>> BEGIN

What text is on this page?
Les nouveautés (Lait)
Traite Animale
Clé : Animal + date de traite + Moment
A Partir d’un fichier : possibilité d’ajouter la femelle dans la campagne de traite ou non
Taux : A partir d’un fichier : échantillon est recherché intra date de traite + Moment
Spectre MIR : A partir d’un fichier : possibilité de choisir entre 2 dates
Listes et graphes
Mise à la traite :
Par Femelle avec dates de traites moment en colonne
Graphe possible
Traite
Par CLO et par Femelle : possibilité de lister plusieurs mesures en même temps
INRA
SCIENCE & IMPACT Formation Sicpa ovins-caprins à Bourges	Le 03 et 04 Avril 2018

>> END

#### The exercise:
Restate the listing in full, word for word.

#### Reply:
What text is on this page?
Les nouveautés (Lait)
Traite Animale
Clé : Animal + date de traite + Moment
A Partir d’un fichier : possibilité d’ajouter la femelle dans la campagne de traite ou non
Taux : A partir d’un fichier : échantillon est recherché intra date de traite + Moment
Spectre MIR : A partir d’un fichier : possibilité de choisir entre 2 dates
Listes et graphes
Mise à la traite :
Par Femelle avec dates de traites moment en colonne
Graphe possible
Traite
Par CLO et par Femelle : possibilité de lister plusieurs mesures en même temps
INRA
SCIENCE & IMPACT Formation Sicpa ovins-caprins à Bourges	Le 03 et 04 Avril 2018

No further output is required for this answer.